Given text:
**********

Dollar falls again vs. yen, euro
By MarketWatch
Last Update: 7:33 AM ET March 9, 2005
LONDON (MarketWatch) -- The dollar lost ground again on Wednesday vs. the yen and the euro ahead of key trade data expected later in the week, with concerns over U.S. deficits driving the greenback lower.
"This week there are no other significant data on the calendar before Friday's U.S. trade balance release. The already dollar skeptical sentiment is therefore allowed to continue without opposition and dollar bears are seizing the moment and pushing the dollar down," analysts at KBC Securities said on Wednesday.
The dollar was 0.62 percent weaker at 103.96 yen, and the euro rose 0.19 percent at $1.3364.
The main data event this week is the report on the U.S. balance of trade due out Friday morning. The consensus of economists polled by MarketWatch is for a small downward revision in the U.S. deficit to $56.2 billion from a prior $56.4 billion, although still near a record.
Government data released Wednesday showed Japan's index of leading economic indicators stood at 55.0 in January, the first time in five months the index has come in above the boom-or-bust threshold of 50.0. The result was in line with the consensus forecast of economists polled by the Nihon Keizai Shimbun.

**********

Stored data entries

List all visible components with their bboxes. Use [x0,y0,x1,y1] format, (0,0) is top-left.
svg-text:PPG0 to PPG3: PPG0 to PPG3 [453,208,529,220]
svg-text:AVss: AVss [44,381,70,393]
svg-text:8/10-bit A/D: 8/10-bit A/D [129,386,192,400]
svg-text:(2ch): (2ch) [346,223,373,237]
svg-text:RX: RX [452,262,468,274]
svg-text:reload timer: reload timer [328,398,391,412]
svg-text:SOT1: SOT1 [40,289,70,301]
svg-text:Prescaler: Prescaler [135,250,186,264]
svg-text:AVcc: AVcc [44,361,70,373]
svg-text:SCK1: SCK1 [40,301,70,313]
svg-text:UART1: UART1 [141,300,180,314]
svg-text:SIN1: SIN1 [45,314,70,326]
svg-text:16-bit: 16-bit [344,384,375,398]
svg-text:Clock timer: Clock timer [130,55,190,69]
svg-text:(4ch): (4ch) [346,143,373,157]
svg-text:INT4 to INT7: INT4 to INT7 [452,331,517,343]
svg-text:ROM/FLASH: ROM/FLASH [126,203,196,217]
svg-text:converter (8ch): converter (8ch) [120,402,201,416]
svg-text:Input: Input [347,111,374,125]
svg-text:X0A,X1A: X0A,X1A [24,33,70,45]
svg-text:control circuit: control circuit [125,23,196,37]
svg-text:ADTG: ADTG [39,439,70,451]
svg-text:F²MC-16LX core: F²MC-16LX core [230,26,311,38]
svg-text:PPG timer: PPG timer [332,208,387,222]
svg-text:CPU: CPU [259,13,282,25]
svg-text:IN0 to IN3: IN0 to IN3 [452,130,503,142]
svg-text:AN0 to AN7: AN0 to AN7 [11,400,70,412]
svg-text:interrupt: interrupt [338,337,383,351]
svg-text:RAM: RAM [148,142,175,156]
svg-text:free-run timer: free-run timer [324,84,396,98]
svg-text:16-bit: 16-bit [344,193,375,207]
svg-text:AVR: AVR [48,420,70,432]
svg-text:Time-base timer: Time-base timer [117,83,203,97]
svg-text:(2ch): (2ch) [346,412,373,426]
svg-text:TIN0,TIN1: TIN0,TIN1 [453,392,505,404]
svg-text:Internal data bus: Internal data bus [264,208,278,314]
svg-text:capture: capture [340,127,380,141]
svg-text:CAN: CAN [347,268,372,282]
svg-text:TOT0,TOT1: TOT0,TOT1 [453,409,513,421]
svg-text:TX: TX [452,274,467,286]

**********

Exercises:
**A.** Write out the part of the dollar article that begins at the words "The main data" and stops after the words "near a record.".
**B.** Translate this sentence from the dollar article into Spanish: "The dollar was 0.62 percent weaker at 103.96 yen, and the euro rose 0.19 percent at $1.3364."
Work only from the dollar article, not from the items.

Task-by-task outputs:
**A.**
The main data event this week is the report on the U.S. balance of trade due out Friday morning. The consensus of economists polled by MarketWatch is for a small downward revision in the U.S. deficit to $56.2 billion from a prior $56.4 billion, although still near a record.

**B.** El dólar estaba un 0,62 por ciento más débil, a 103,96 yenes, y el euro subió un 0,19 por ciento, a 1,3364 dólares.